Check every line below for the word "folder" and copy the ones that have it.

* **Exercise inputs**:
═══
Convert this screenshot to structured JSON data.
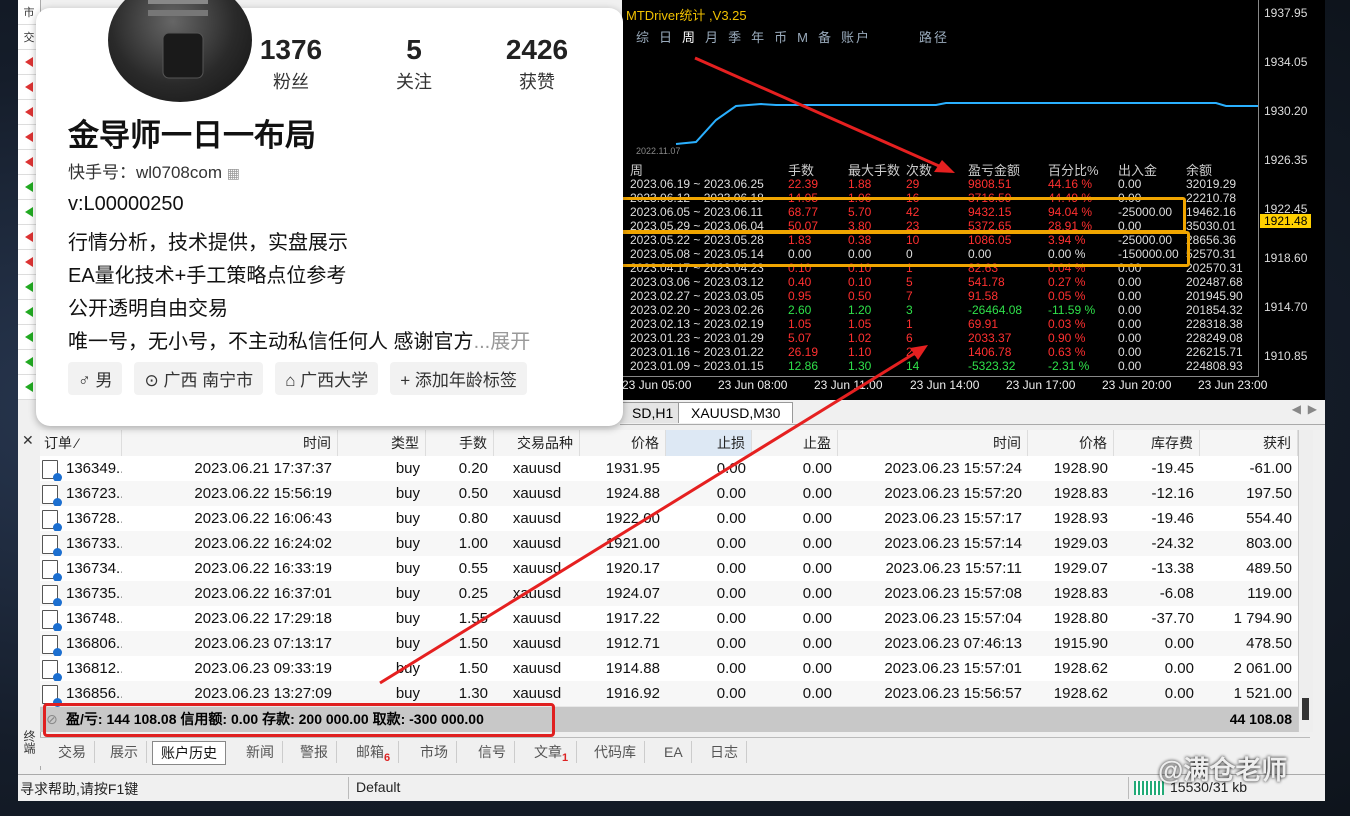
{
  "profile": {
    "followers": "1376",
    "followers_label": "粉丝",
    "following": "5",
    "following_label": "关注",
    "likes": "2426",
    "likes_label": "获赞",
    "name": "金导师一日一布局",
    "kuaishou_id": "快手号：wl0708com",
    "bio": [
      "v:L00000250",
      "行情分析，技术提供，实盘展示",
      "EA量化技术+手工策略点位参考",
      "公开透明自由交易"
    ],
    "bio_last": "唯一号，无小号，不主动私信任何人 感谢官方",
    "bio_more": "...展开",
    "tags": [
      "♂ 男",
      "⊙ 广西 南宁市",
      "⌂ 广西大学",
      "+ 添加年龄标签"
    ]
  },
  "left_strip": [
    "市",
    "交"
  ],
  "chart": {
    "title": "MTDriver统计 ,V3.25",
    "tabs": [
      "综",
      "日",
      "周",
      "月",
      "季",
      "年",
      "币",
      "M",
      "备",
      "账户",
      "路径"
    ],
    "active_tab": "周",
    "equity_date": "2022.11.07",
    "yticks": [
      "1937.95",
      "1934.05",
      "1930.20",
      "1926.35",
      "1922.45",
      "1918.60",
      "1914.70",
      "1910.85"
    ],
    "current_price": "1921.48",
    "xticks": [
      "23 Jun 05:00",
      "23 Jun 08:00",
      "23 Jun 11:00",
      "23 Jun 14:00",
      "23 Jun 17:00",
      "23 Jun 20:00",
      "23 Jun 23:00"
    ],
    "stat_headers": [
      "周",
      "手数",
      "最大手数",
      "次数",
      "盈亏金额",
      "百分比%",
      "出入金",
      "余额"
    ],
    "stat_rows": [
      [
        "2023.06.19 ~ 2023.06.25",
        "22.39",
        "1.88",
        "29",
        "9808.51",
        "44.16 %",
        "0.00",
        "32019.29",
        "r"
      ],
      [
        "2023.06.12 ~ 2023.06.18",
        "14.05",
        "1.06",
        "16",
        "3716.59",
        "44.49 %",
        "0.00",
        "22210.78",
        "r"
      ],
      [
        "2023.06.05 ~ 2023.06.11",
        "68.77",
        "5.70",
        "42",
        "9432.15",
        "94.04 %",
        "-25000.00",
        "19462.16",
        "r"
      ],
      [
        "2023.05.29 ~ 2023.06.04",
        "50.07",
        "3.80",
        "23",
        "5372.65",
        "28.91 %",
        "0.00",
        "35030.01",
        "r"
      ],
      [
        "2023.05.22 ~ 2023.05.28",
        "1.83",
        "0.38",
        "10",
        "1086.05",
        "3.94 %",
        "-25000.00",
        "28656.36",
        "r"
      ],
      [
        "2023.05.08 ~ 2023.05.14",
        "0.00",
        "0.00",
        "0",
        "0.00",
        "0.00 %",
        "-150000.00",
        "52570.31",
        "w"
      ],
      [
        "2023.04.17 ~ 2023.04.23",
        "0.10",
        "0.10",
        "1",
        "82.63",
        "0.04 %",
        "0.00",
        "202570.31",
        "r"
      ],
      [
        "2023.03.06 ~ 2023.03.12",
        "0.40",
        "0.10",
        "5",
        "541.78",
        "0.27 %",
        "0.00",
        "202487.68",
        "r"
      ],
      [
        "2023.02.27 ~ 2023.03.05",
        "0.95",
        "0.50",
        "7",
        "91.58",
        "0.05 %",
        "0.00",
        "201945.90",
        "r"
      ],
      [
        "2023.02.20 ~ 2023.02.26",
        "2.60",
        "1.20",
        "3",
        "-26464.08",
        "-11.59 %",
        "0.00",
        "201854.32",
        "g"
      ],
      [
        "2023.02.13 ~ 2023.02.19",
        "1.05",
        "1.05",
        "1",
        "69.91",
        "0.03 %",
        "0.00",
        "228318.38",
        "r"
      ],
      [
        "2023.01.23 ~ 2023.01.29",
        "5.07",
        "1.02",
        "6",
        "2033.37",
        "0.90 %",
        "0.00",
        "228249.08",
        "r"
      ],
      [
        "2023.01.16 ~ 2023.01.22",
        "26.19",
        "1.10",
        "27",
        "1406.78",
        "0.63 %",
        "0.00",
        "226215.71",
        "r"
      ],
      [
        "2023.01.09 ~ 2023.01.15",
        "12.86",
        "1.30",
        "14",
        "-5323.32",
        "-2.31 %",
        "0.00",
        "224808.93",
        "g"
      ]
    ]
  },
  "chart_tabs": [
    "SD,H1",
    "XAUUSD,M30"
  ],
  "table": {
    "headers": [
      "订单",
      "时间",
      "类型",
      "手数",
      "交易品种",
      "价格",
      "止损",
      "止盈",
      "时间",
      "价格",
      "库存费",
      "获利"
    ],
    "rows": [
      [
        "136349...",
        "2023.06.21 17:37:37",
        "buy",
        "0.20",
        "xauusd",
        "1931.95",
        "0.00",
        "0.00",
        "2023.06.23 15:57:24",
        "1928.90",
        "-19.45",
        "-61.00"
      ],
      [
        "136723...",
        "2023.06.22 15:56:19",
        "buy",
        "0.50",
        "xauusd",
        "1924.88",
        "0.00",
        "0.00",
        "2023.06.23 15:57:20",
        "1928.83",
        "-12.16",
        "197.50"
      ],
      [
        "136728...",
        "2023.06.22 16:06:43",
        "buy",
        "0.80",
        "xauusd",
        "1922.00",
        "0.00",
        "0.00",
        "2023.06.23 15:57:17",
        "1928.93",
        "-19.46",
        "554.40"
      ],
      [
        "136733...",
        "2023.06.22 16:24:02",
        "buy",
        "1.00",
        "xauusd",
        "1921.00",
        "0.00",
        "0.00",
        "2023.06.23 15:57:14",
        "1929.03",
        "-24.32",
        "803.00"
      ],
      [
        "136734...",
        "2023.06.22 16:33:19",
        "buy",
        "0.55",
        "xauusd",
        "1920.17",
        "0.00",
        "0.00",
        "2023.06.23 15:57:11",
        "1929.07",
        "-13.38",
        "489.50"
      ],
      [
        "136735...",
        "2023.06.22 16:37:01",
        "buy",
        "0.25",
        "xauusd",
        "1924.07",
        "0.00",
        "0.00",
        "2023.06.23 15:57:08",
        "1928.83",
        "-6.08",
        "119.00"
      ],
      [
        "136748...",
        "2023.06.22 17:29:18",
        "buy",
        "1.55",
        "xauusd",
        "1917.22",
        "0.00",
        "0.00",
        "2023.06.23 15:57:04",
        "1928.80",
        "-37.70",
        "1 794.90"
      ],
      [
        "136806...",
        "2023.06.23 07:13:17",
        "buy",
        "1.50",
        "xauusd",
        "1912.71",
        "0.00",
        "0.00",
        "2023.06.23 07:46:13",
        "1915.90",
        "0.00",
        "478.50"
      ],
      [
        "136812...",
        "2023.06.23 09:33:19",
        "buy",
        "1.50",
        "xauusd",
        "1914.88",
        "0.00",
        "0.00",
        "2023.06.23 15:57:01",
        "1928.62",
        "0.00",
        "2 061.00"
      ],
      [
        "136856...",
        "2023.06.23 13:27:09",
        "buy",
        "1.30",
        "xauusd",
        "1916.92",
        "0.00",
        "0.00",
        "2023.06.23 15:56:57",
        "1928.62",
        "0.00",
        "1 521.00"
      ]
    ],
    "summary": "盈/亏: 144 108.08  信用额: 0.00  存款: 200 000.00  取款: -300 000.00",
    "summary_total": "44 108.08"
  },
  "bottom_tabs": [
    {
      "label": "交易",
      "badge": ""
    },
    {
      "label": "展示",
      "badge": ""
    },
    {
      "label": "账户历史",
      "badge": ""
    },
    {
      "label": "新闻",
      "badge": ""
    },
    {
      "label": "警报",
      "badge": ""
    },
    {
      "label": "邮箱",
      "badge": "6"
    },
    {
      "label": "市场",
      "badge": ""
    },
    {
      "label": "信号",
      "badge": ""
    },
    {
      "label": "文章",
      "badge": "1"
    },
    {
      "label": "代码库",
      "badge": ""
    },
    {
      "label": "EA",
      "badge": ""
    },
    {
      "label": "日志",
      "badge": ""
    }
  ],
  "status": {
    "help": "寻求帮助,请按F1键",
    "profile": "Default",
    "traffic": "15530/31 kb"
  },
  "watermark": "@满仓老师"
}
═══
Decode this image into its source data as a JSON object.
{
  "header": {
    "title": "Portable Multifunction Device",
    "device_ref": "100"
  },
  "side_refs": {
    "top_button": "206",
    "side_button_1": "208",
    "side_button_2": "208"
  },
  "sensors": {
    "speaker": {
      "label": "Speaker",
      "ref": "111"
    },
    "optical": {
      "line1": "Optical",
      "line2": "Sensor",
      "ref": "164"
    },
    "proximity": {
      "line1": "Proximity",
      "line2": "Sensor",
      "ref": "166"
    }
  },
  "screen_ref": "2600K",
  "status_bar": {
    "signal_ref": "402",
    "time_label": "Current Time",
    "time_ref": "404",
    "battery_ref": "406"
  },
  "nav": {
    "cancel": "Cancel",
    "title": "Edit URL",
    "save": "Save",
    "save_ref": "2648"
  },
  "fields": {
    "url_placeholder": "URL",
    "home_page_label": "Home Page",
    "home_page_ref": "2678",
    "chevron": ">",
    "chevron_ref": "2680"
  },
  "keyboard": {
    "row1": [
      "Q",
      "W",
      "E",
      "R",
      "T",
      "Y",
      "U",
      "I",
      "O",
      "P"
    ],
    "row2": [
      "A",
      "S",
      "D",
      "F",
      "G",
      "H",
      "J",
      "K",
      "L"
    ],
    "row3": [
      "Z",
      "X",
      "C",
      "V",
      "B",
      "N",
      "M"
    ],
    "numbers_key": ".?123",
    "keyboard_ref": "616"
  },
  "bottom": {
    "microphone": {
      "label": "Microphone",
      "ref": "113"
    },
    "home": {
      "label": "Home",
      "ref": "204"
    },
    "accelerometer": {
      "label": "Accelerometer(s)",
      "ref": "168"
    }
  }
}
═══
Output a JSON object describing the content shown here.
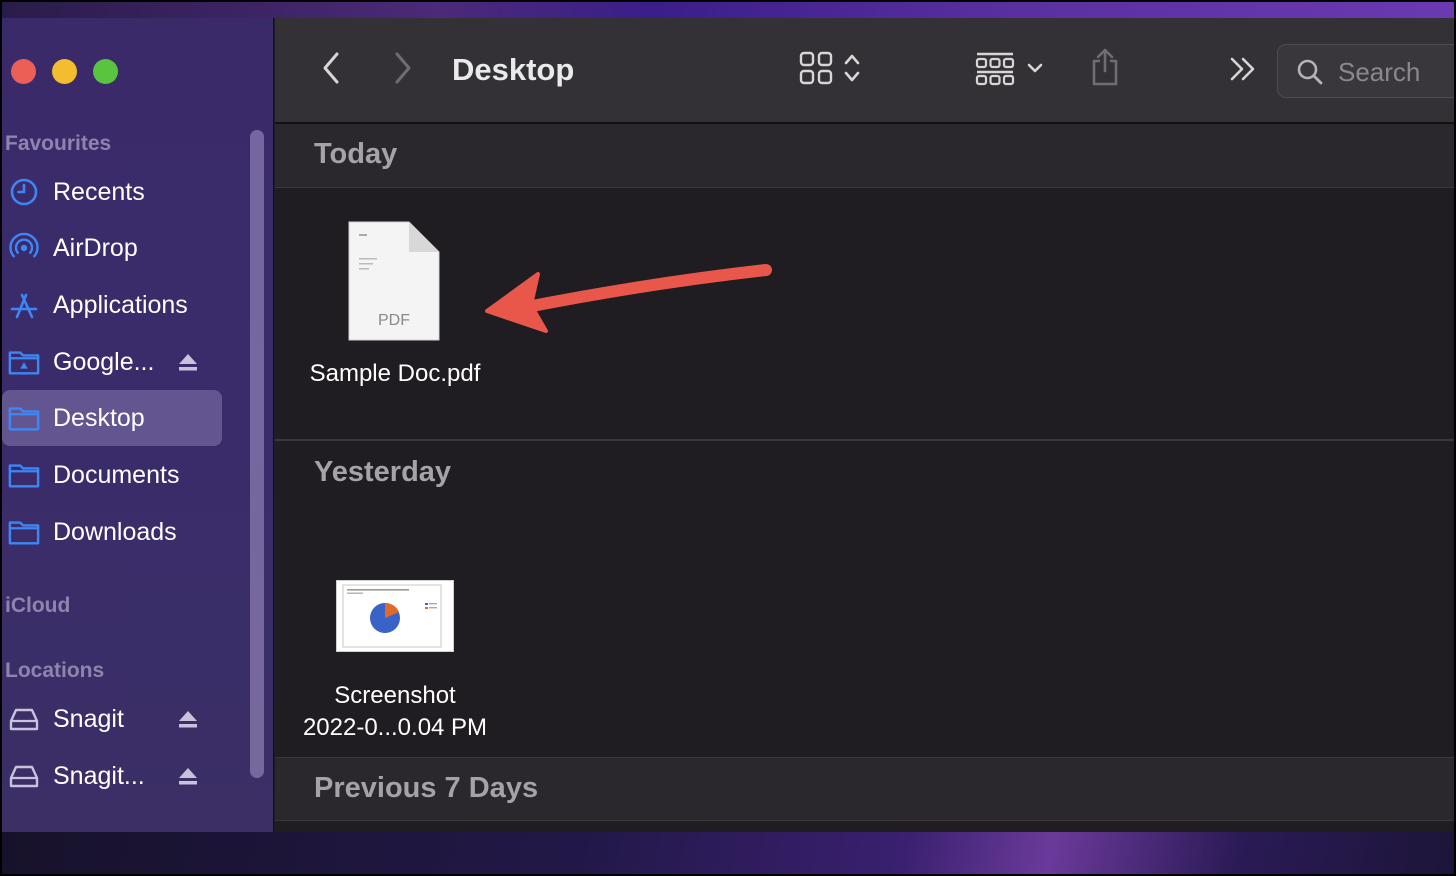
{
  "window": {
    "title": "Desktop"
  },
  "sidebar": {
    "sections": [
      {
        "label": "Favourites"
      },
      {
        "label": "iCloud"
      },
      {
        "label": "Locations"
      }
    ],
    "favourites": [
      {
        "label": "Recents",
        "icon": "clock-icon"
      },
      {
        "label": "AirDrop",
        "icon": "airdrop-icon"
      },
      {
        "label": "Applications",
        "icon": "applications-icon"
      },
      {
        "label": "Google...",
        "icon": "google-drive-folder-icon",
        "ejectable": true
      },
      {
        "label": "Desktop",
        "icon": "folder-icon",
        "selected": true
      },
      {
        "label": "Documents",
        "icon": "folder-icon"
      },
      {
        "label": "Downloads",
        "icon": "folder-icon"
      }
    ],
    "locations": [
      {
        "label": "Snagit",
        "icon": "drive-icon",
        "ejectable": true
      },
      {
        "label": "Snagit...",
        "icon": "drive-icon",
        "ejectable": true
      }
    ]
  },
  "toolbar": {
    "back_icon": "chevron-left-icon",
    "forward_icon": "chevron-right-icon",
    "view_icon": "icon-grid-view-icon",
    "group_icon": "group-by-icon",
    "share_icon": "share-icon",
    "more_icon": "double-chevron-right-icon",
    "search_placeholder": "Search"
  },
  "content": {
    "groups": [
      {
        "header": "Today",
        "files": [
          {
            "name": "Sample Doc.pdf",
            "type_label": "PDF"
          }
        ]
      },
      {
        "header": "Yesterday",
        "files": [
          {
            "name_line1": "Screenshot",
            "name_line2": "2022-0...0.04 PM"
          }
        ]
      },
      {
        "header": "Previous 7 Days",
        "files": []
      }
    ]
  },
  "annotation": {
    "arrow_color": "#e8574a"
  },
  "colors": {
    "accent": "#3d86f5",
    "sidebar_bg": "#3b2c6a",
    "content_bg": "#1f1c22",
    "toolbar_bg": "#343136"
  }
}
═══
* **Solved problem**:
        "icon": "google-drive-folder-icon",
        "icon": "folder-icon",
        "icon": "folder-icon"
        "icon": "folder-icon"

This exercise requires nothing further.